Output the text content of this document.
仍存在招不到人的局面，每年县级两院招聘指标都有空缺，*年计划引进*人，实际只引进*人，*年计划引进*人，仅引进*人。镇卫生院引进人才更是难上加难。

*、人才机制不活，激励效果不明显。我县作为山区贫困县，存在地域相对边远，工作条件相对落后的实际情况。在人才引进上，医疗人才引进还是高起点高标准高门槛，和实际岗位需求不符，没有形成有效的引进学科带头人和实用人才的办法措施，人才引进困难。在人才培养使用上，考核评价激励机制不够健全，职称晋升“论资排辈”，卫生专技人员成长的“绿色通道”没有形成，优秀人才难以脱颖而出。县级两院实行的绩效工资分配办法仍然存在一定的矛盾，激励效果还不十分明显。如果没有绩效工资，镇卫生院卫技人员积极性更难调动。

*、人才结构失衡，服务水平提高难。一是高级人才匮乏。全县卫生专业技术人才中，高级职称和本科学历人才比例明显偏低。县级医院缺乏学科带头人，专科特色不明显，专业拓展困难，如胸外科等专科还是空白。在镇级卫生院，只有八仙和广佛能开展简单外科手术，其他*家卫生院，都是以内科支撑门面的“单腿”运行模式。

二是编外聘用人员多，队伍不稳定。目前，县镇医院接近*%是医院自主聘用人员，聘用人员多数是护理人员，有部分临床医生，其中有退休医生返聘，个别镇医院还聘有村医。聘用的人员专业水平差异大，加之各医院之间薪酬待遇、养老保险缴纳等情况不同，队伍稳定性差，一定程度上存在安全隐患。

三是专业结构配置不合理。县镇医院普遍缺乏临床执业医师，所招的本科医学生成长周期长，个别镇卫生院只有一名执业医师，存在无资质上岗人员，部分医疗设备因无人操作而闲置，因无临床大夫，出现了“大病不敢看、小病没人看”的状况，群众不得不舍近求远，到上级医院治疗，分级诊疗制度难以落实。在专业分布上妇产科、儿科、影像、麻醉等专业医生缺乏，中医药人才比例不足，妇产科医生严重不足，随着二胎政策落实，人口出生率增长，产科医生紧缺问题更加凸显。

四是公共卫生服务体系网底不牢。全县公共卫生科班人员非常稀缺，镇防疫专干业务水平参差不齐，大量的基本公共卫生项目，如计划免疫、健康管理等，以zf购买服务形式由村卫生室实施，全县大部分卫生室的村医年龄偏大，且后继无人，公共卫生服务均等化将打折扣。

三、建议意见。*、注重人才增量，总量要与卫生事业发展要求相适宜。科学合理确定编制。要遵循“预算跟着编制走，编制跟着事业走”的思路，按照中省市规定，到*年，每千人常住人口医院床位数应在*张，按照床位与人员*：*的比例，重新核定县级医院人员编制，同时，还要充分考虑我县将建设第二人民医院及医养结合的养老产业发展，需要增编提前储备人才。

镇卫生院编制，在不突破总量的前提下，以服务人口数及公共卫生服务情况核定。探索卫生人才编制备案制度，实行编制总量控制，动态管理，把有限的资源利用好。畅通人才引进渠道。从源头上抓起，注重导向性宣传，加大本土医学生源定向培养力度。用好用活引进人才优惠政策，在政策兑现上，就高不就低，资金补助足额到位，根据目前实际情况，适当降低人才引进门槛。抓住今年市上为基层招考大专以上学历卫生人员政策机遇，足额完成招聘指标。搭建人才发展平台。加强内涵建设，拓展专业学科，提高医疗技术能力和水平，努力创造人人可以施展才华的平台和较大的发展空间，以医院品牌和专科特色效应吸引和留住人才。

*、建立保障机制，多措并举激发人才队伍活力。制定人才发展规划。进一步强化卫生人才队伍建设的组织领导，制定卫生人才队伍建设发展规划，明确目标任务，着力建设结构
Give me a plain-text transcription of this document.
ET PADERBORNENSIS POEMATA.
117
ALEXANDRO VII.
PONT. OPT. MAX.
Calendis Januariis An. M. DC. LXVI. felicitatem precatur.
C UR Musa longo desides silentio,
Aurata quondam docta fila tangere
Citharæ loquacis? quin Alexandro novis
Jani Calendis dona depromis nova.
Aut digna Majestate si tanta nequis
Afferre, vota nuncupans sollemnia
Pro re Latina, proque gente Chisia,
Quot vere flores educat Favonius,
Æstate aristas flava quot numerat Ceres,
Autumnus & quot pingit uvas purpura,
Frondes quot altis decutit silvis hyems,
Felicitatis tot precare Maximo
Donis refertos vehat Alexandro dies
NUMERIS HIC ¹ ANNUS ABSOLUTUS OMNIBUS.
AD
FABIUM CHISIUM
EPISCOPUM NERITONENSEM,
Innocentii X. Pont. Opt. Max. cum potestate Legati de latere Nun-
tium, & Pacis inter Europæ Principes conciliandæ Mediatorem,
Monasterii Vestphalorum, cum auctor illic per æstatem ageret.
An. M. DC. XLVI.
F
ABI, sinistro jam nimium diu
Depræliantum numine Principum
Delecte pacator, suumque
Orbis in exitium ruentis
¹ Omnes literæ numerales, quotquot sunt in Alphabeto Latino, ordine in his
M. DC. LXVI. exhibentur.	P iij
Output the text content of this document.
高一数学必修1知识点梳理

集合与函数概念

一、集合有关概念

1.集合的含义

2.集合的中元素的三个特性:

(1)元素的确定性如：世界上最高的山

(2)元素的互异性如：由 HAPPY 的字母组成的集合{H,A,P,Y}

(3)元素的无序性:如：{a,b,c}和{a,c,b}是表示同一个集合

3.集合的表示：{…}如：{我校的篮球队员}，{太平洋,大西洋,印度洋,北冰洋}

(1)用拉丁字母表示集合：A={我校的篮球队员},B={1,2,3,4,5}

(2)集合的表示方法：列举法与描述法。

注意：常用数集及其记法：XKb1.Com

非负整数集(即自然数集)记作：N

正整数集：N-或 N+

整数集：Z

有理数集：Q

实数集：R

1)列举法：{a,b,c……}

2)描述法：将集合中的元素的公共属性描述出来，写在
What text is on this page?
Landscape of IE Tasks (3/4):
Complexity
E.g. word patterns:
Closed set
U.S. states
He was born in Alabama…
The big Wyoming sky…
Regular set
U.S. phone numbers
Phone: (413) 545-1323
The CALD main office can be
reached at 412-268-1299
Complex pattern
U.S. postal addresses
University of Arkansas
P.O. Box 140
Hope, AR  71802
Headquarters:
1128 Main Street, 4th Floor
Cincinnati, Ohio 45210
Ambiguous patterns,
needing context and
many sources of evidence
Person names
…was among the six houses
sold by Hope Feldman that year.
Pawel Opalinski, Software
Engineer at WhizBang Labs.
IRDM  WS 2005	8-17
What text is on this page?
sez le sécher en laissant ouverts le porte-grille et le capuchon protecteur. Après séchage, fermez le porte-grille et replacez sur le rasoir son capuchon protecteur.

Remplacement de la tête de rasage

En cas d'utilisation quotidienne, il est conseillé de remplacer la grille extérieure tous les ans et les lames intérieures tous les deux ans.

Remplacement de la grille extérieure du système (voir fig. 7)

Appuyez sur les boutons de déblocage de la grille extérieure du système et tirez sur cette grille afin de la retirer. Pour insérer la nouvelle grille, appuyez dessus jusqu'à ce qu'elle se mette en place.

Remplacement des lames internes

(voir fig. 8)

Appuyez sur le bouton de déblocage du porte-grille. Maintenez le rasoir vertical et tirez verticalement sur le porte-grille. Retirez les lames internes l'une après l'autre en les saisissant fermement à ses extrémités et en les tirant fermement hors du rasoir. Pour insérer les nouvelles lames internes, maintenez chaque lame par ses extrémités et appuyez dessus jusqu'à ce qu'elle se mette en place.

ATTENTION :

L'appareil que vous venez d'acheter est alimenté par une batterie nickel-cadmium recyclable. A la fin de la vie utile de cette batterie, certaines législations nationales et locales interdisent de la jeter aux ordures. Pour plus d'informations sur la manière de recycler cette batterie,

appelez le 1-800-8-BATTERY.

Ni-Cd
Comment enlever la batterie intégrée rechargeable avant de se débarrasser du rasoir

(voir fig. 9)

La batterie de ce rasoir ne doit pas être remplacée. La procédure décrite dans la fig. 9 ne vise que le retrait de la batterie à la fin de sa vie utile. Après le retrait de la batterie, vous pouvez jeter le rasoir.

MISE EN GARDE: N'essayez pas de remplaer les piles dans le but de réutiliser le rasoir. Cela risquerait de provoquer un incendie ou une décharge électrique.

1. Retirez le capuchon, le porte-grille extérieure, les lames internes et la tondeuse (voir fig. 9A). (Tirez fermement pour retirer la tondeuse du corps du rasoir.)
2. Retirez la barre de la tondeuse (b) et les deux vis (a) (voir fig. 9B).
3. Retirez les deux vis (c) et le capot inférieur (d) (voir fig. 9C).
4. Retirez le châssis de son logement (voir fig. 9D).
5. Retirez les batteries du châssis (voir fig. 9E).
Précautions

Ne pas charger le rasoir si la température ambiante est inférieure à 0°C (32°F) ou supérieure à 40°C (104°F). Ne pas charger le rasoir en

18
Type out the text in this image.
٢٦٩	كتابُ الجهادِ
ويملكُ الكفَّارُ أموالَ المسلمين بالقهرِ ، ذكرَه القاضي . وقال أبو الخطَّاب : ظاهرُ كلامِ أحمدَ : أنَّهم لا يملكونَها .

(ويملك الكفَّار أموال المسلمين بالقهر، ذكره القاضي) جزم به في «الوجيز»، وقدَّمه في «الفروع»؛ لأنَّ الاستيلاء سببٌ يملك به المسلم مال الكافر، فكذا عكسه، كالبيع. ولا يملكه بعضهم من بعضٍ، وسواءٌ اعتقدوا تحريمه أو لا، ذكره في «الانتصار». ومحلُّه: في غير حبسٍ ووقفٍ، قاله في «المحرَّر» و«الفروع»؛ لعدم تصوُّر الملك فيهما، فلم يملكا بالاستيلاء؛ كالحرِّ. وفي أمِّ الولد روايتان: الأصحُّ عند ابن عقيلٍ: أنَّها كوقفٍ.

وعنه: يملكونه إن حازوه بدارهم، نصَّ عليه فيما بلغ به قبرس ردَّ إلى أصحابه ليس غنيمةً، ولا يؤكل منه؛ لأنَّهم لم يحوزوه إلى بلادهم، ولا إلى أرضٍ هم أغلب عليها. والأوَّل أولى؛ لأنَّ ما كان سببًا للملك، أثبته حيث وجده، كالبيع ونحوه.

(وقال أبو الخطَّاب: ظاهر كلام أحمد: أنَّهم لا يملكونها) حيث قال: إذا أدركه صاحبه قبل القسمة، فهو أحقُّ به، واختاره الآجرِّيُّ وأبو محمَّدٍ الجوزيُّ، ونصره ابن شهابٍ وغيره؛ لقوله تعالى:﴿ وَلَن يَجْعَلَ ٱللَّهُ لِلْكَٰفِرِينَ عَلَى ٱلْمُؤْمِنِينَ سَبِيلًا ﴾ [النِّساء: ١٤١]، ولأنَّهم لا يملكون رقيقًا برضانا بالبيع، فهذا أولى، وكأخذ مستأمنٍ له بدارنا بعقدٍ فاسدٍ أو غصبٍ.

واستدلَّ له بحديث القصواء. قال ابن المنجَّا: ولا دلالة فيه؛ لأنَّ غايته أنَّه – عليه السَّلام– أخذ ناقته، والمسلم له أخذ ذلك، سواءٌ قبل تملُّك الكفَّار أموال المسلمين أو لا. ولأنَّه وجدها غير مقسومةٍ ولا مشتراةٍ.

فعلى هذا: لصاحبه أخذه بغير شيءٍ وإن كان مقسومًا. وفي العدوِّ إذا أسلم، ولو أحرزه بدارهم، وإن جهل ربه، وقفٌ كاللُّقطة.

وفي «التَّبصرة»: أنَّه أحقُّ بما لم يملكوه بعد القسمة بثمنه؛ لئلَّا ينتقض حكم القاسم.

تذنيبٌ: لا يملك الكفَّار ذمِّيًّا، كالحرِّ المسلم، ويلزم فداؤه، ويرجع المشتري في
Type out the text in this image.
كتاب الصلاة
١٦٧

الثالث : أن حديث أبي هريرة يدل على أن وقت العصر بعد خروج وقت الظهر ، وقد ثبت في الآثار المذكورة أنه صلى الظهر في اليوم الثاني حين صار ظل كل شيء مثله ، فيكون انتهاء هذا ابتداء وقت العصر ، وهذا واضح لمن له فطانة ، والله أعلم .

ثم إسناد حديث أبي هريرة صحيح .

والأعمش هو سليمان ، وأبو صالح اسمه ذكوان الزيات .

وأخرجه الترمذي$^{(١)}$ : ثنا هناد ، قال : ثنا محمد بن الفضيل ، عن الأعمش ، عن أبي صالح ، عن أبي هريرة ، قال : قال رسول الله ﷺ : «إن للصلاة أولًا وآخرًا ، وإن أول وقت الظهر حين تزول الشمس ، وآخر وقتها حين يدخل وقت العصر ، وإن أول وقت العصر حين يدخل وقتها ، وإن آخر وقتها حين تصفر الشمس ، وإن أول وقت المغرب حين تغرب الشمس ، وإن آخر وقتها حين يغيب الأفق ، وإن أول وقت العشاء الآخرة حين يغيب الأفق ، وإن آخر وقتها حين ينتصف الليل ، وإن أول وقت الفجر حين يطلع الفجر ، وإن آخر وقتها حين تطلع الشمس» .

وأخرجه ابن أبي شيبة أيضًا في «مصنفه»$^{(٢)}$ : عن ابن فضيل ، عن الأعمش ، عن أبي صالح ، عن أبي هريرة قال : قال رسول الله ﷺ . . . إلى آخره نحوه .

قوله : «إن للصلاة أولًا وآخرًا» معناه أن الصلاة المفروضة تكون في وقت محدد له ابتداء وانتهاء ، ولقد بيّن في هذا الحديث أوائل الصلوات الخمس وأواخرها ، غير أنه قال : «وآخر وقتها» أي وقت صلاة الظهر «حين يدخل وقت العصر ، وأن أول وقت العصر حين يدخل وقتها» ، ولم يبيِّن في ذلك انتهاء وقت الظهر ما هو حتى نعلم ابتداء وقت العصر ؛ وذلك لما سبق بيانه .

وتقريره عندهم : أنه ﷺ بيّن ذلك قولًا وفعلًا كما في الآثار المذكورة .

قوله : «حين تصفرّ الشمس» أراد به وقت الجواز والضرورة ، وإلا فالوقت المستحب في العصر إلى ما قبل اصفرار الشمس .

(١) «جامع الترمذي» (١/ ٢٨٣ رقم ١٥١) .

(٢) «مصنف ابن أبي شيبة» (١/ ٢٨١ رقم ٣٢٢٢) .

^^^^

→ **TASK DETAILS**: Which lines in the records above contain the string "capuchon"? Copy each one.

→ **EXERCISE OUTPUT**:
sez le sécher en laissant ouverts le porte-grille et le capuchon protecteur. Après séchage, fermez le porte-grille et replacez sur le rasoir son capuchon protecteur.
1. Retirez le capuchon, le porte-grille extérieure, les lames internes et la tondeuse (voir fig. 9A). (Tirez fermement pour retirer la tondeuse du corps du rasoir.)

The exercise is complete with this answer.